What you will do
Search the records for "JSON". Copy every line where it appears.

Data
★ ★ ★ ★ ★ ★ ★
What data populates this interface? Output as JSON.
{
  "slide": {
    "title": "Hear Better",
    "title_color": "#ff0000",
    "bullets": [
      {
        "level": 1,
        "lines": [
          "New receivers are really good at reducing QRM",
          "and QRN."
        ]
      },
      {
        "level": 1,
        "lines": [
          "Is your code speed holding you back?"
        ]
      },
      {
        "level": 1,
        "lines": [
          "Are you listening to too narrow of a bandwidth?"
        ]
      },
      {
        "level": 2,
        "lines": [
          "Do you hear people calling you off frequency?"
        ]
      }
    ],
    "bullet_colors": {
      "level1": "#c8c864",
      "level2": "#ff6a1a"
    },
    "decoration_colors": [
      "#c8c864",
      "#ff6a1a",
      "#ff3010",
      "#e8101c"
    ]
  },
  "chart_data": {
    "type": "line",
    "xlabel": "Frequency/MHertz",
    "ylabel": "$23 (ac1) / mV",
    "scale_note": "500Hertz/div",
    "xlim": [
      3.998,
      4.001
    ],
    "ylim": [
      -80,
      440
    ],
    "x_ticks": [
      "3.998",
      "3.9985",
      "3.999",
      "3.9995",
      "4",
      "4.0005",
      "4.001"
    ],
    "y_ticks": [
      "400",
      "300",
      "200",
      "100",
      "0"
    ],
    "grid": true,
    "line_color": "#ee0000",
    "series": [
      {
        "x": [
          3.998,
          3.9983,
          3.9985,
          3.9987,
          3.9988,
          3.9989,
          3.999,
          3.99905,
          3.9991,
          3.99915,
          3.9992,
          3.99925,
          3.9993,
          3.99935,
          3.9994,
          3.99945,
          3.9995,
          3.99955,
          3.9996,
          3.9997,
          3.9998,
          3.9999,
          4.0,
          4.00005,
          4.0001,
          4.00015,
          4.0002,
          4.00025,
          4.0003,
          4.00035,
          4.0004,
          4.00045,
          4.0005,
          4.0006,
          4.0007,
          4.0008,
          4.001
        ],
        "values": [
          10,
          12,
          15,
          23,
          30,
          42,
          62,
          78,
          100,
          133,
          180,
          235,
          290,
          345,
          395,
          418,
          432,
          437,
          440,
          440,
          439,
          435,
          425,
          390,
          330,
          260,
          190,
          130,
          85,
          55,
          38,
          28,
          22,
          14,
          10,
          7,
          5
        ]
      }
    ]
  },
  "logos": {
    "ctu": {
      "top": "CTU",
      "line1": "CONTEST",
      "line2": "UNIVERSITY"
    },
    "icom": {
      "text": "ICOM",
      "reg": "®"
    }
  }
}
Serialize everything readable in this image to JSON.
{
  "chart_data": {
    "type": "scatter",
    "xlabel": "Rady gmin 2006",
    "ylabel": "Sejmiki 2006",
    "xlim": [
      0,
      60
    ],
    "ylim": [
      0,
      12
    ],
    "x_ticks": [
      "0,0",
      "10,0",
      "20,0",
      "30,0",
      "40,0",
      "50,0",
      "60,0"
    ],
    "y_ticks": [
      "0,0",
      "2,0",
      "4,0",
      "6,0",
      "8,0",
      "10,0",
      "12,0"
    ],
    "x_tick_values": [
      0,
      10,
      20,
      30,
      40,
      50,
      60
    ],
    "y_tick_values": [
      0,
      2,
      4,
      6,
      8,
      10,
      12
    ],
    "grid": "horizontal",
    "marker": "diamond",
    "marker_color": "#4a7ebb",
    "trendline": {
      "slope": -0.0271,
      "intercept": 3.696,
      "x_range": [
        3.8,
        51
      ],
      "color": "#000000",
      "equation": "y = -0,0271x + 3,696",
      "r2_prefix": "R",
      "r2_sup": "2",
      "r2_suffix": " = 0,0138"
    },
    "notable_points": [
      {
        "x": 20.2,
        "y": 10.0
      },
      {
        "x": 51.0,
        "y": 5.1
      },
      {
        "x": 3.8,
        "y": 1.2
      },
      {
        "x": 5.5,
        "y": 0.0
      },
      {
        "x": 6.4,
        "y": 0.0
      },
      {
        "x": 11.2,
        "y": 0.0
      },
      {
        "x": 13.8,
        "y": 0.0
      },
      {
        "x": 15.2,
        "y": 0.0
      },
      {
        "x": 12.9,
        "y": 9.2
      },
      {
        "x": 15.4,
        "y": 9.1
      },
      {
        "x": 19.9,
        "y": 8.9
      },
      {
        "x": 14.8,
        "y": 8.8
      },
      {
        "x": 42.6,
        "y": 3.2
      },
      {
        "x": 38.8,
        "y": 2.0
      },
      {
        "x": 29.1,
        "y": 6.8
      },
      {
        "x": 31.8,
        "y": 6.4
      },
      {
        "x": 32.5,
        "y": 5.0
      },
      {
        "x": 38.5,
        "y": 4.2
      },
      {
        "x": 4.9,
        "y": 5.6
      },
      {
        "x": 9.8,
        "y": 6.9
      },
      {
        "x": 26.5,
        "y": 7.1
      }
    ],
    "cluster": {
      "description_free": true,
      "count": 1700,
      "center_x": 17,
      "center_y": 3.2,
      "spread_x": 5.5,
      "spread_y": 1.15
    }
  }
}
★ ★ ★ ★ ★ ★ ★
Result of the task
What data populates this interface? Output as JSON.
Serialize everything readable in this image to JSON.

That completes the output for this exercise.